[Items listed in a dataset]
--------------------

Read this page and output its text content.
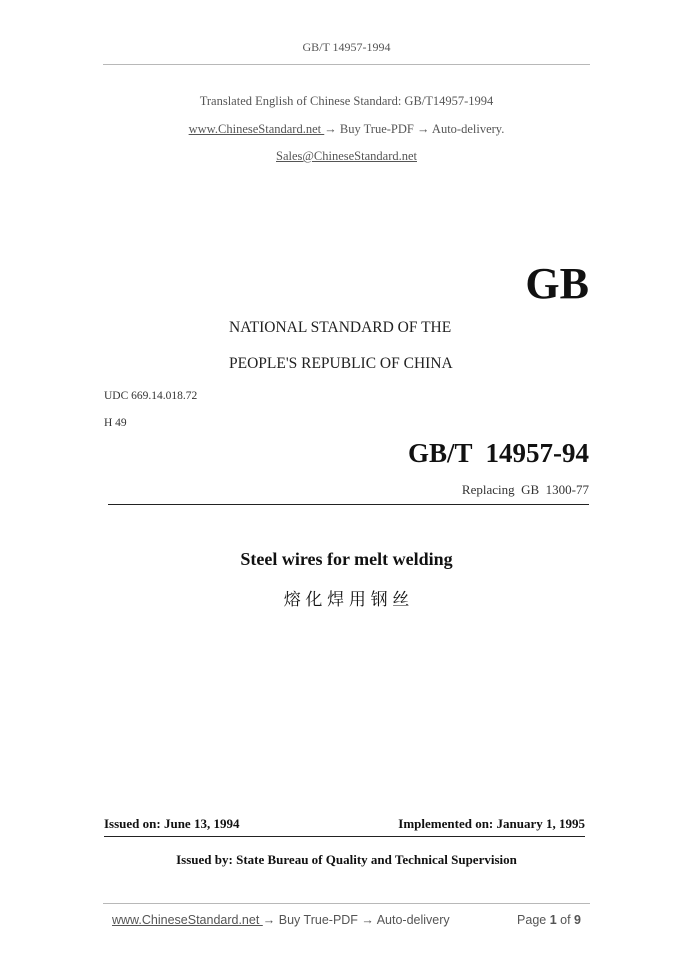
GB/T 14957-1994
Translated English of Chinese Standard: GB/T14957-1994
www.ChineseStandard.net → Buy True-PDF → Auto-delivery.
Sales@ChineseStandard.net
GB
NATIONAL STANDARD OF THE
PEOPLE'S REPUBLIC OF CHINA
UDC 669.14.018.72
H 49
GB/T  14957-94
Replacing  GB  1300-77
Steel wires for melt welding
熔 化 焊 用 钢 丝
Issued on: June 13, 1994	Implemented on: January 1, 1995
Issued by: State Bureau of Quality and Technical Supervision
www.ChineseStandard.net → Buy True-PDF → Auto-delivery	Page 1 of 9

--------------------

*The problem:*
Copy out the whole listing exactly, and don't carry over any pictures.

*Exercise output:*
Read this page and output its text content.
GB/T 14957-1994
Translated English of Chinese Standard: GB/T14957-1994
www.ChineseStandard.net → Buy True-PDF → Auto-delivery.
Sales@ChineseStandard.net
GB
NATIONAL STANDARD OF THE
PEOPLE'S REPUBLIC OF CHINA
UDC 669.14.018.72
H 49
GB/T  14957-94
Replacing  GB  1300-77
Steel wires for melt welding
熔 化 焊 用 钢 丝
Issued on: June 13, 1994	Implemented on: January 1, 1995
Issued by: State Bureau of Quality and Technical Supervision
www.ChineseStandard.net → Buy True-PDF → Auto-delivery	Page 1 of 9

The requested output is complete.